PROBLEM: Each record must come back unchanged in your answer, stripped of its images.

(Records from a dataset)

◇ ◇ ◇

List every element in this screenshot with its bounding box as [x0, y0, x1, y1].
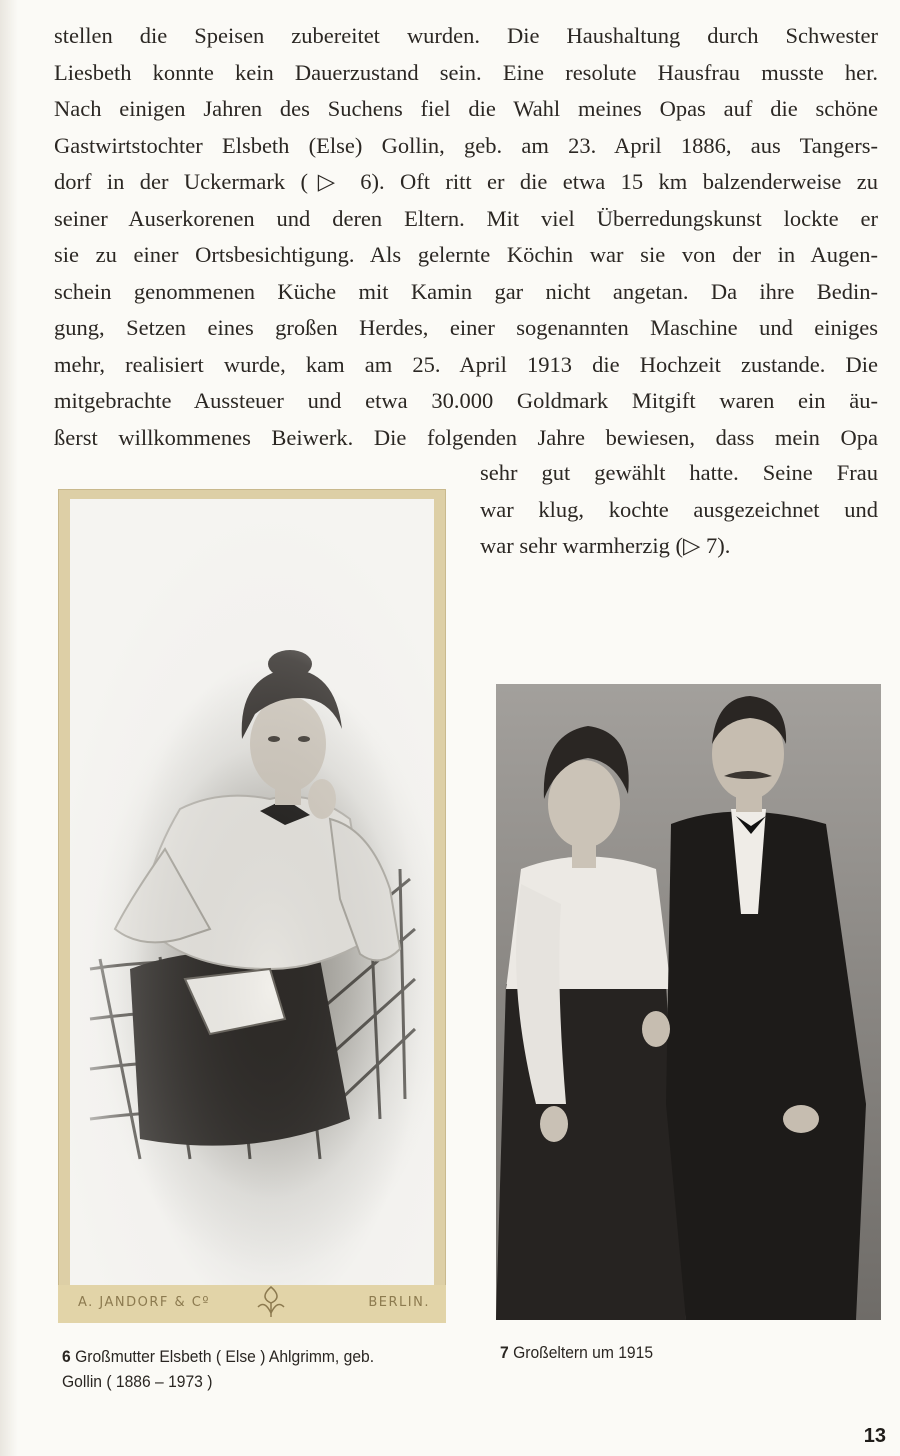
text-line: gung, Setzen eines großen Herdes, einer sogenannten Maschine und einiges — [54, 315, 878, 340]
photo-grandmother-portrait — [58, 489, 446, 1323]
caption-number: 6 — [62, 1347, 71, 1366]
text-line: mitgebrachte Aussteuer und etwa 30.000 Goldmark Mitgift waren ein äu- — [54, 388, 878, 413]
photo-grandparents — [496, 684, 881, 1320]
caption-text: Gollin ( 1886 – 1973 ) — [62, 1372, 213, 1391]
page-number: 13 — [863, 1425, 886, 1447]
caption-text: Großmutter Elsbeth ( Else ) Ahlgrimm, geb. — [75, 1347, 375, 1366]
studio-name: A. JANDORF & Cº — [78, 1295, 211, 1310]
text-line: Liesbeth konnte kein Dauerzustand sein. Eine resolute Hausfrau musste her. — [54, 59, 878, 85]
caption-text: Großeltern um 1915 — [513, 1343, 654, 1362]
portrait-image — [70, 499, 434, 1287]
text-line: seiner Auserkorenen und deren Eltern. Mit viel Überredungskunst lockte er — [54, 205, 878, 231]
text-line: war sehr warmherzig (▷ 7). — [480, 533, 731, 558]
caption-figure-6 — [62, 1344, 430, 1394]
studio-city: BERLIN. — [368, 1295, 430, 1310]
ornament-icon — [254, 1285, 288, 1319]
text-line: dorf in der Uckermark (▷ 6). Oft ritt er die etwa 15 km balzenderweise zu — [54, 169, 878, 194]
portrait-figure — [70, 499, 434, 1287]
page-edge — [0, 0, 18, 1456]
text-line: war klug, kochte ausgezeichnet und — [480, 496, 878, 522]
text-line: mehr, realisiert wurde, kam am 25. April 1913 die Hochzeit zustande. Die — [54, 351, 878, 377]
studio-imprint — [58, 1285, 446, 1323]
text-line: schein genommenen Küche mit Kamin gar nicht angetan. Da ihre Bedin- — [54, 278, 878, 304]
caption-figure-7 — [500, 1340, 850, 1365]
side-text — [480, 455, 878, 565]
text-line: stellen die Speisen zubereitet wurden. Die Haushaltung durch Schwester — [54, 23, 878, 48]
body-text — [54, 18, 878, 456]
text-line: Nach einigen Jahren des Suchens fiel die Wahl meines Opas auf die schöne — [54, 96, 878, 121]
text-line: sie zu einer Ortsbesichtigung. Als gelernte Köchin war sie von der in Augen- — [54, 242, 878, 267]
caption-number: 7 — [500, 1343, 509, 1362]
text-line: sehr gut gewählt hatte. Seine Frau — [480, 460, 878, 485]
text-line: Gastwirtstochter Elsbeth (Else) Gollin, geb. am 23. April 1886, aus Tangers- — [54, 132, 878, 158]
text-line: ßerst willkommenes Beiwerk. Die folgenden Jahre bewiesen, dass mein Opa — [54, 424, 878, 450]
couple-figure — [496, 684, 881, 1320]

◇ ◇ ◇

ANSWER FOR THE TASK:
List every element in this screenshot with its bounding box as [x0, y0, x1, y1].
text-line: gung, Setzen eines großen Herdes, einer sogenannten Maschine und einiges — [54, 315, 878, 340]
photo-grandmother-portrait — [58, 489, 446, 1323]
caption-number: 6 — [62, 1347, 71, 1366]
text-line: mitgebrachte Aussteuer und etwa 30.000 Goldmark Mitgift waren ein äu- — [54, 388, 878, 413]
photo-grandparents — [496, 684, 881, 1320]
caption-text: Gollin ( 1886 – 1973 ) — [62, 1372, 213, 1391]
page-number: 13 — [863, 1425, 886, 1447]
caption-text: Großmutter Elsbeth ( Else ) Ahlgrimm, geb. — [75, 1347, 375, 1366]
studio-name: A. JANDORF & Cº — [78, 1295, 211, 1310]
text-line: Liesbeth konnte kein Dauerzustand sein. Eine resolute Hausfrau musste her. — [54, 59, 878, 85]
caption-text: Großeltern um 1915 — [513, 1343, 654, 1362]
portrait-image — [70, 499, 434, 1287]
text-line: seiner Auserkorenen und deren Eltern. Mit viel Überredungskunst lockte er — [54, 205, 878, 231]
text-line: war sehr warmherzig (▷ 7). — [480, 533, 731, 558]
caption-figure-6 — [62, 1344, 430, 1394]
studio-city: BERLIN. — [368, 1295, 430, 1310]
ornament-icon — [254, 1285, 288, 1319]
text-line: dorf in der Uckermark (▷ 6). Oft ritt er die etwa 15 km balzenderweise zu — [54, 169, 878, 194]
portrait-figure — [70, 499, 434, 1287]
page-edge — [0, 0, 18, 1456]
text-line: war klug, kochte ausgezeichnet und — [480, 496, 878, 522]
text-line: mehr, realisiert wurde, kam am 25. April 1913 die Hochzeit zustande. Die — [54, 351, 878, 377]
studio-imprint — [58, 1285, 446, 1323]
text-line: schein genommenen Küche mit Kamin gar nicht angetan. Da ihre Bedin- — [54, 278, 878, 304]
caption-figure-7 — [500, 1340, 850, 1365]
side-text — [480, 455, 878, 565]
text-line: stellen die Speisen zubereitet wurden. Die Haushaltung durch Schwester — [54, 23, 878, 48]
body-text — [54, 18, 878, 456]
text-line: Nach einigen Jahren des Suchens fiel die Wahl meines Opas auf die schöne — [54, 96, 878, 121]
text-line: sie zu einer Ortsbesichtigung. Als gelernte Köchin war sie von der in Augen- — [54, 242, 878, 267]
caption-number: 7 — [500, 1343, 509, 1362]
text-line: sehr gut gewählt hatte. Seine Frau — [480, 460, 878, 485]
text-line: Gastwirtstochter Elsbeth (Else) Gollin, geb. am 23. April 1886, aus Tangers- — [54, 132, 878, 158]
text-line: ßerst willkommenes Beiwerk. Die folgenden Jahre bewiesen, dass mein Opa — [54, 424, 878, 450]
couple-figure — [496, 684, 881, 1320]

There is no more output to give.